─── Dataset entries

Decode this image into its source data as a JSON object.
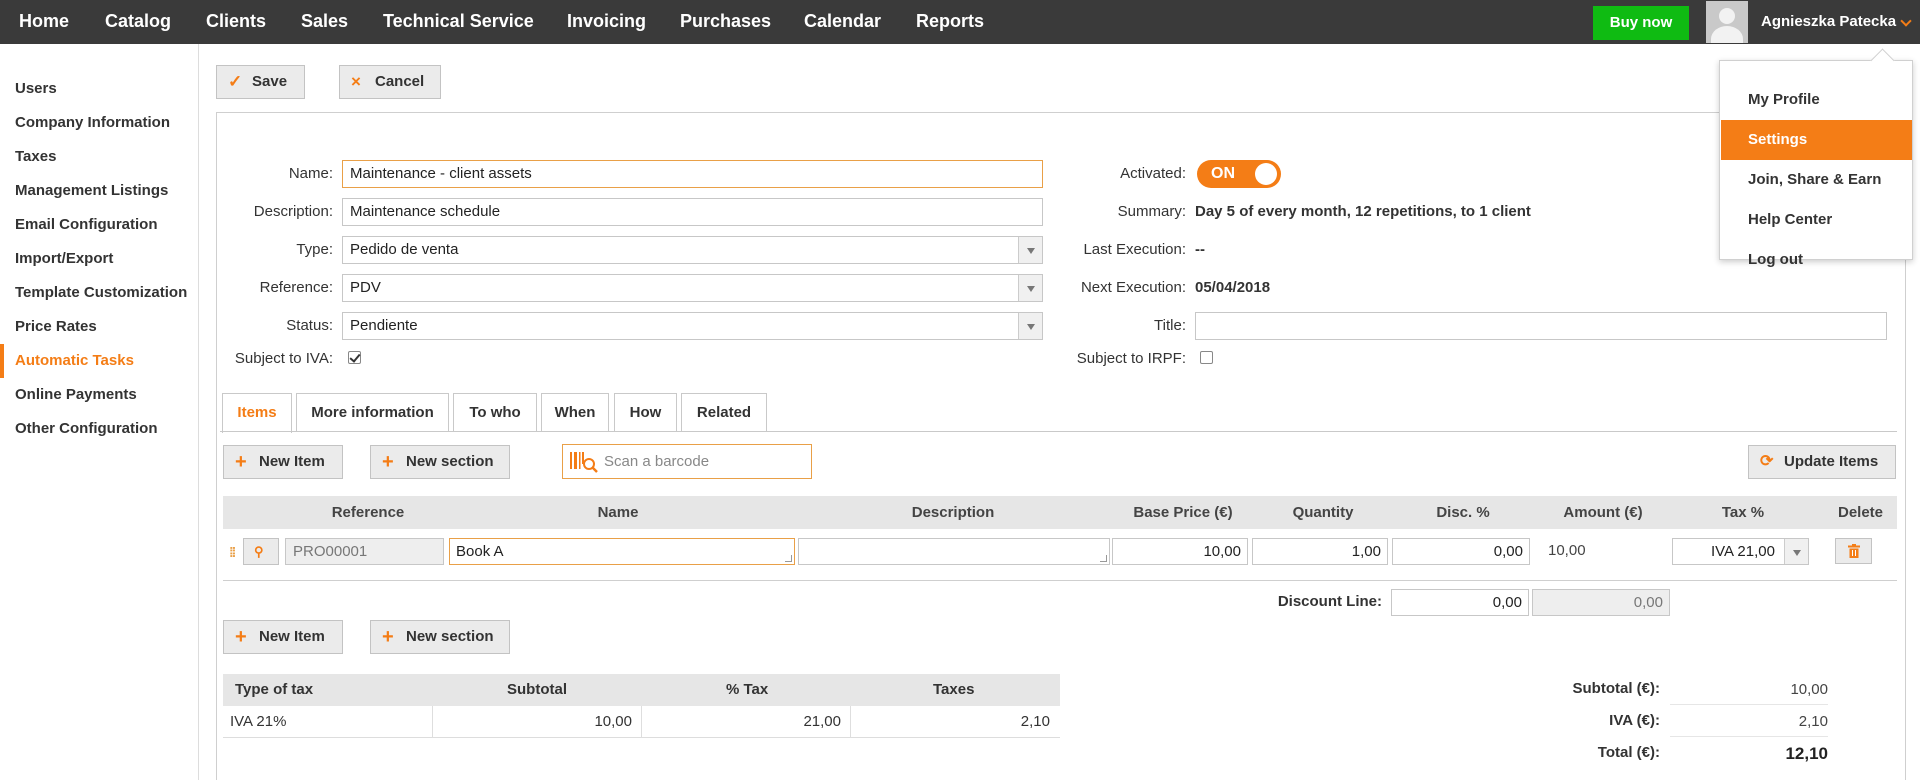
{
  "nav": {
    "items": [
      "Home",
      "Catalog",
      "Clients",
      "Sales",
      "Technical Service",
      "Invoicing",
      "Purchases",
      "Calendar",
      "Reports"
    ],
    "buy_now": "Buy now",
    "user_name": "Agnieszka Patecka"
  },
  "user_menu": {
    "items": [
      "My Profile",
      "Settings",
      "Join, Share & Earn",
      "Help Center",
      "Log out"
    ],
    "active": "Settings"
  },
  "sidebar": {
    "items": [
      "Users",
      "Company Information",
      "Taxes",
      "Management Listings",
      "Email Configuration",
      "Import/Export",
      "Template Customization",
      "Price Rates",
      "Automatic Tasks",
      "Online Payments",
      "Other Configuration"
    ],
    "active": "Automatic Tasks"
  },
  "toolbar": {
    "save": "Save",
    "cancel": "Cancel"
  },
  "form": {
    "name_label": "Name:",
    "name_value": "Maintenance - client assets",
    "description_label": "Description:",
    "description_value": "Maintenance schedule",
    "type_label": "Type:",
    "type_value": "Pedido de venta",
    "reference_label": "Reference:",
    "reference_value": "PDV",
    "status_label": "Status:",
    "status_value": "Pendiente",
    "iva_label": "Subject to IVA:",
    "iva_checked": true,
    "activated_label": "Activated:",
    "activated_value": "ON",
    "summary_label": "Summary:",
    "summary_value": "Day 5 of every month, 12 repetitions, to 1 client",
    "last_exec_label": "Last Execution:",
    "last_exec_value": "--",
    "next_exec_label": "Next Execution:",
    "next_exec_value": "05/04/2018",
    "title_label": "Title:",
    "title_value": "",
    "irpf_label": "Subject to IRPF:",
    "irpf_checked": false
  },
  "tabs": [
    "Items",
    "More information",
    "To who",
    "When",
    "How",
    "Related"
  ],
  "items": {
    "new_item": "New Item",
    "new_section": "New section",
    "scan_placeholder": "Scan a barcode",
    "update_items": "Update Items",
    "headers": [
      "Reference",
      "Name",
      "Description",
      "Base Price (€)",
      "Quantity",
      "Disc. %",
      "Amount (€)",
      "Tax %",
      "Delete"
    ],
    "rows": [
      {
        "reference": "PRO00001",
        "name": "Book A",
        "description": "",
        "base_price": "10,00",
        "quantity": "1,00",
        "discount": "0,00",
        "amount": "10,00",
        "tax": "IVA 21,00"
      }
    ],
    "discount_line_label": "Discount Line:",
    "discount_line_value": "0,00",
    "discount_line_amount": "0,00"
  },
  "tax_table": {
    "headers": [
      "Type of tax",
      "Subtotal",
      "% Tax",
      "Taxes"
    ],
    "rows": [
      {
        "type": "IVA 21%",
        "subtotal": "10,00",
        "pct": "21,00",
        "taxes": "2,10"
      }
    ]
  },
  "totals": {
    "subtotal_label": "Subtotal (€):",
    "subtotal": "10,00",
    "iva_label": "IVA (€):",
    "iva": "2,10",
    "total_label": "Total (€):",
    "total": "12,10"
  },
  "colors": {
    "accent": "#f47d16",
    "buy": "#0fbb12",
    "nav_bg": "#3a3a3a"
  },
  "icons": [
    "checkmark-icon",
    "close-icon",
    "plus-icon",
    "barcode-search-icon",
    "refresh-icon",
    "drag-handle-icon",
    "magnifier-icon",
    "trash-icon",
    "chevron-down-icon",
    "user-avatar-icon"
  ]
}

──────

Aim → From the entries above, copy every line containing the word "Tasks".

Finished exercise →
      "Automatic Tasks",
    "active": "Automatic Tasks"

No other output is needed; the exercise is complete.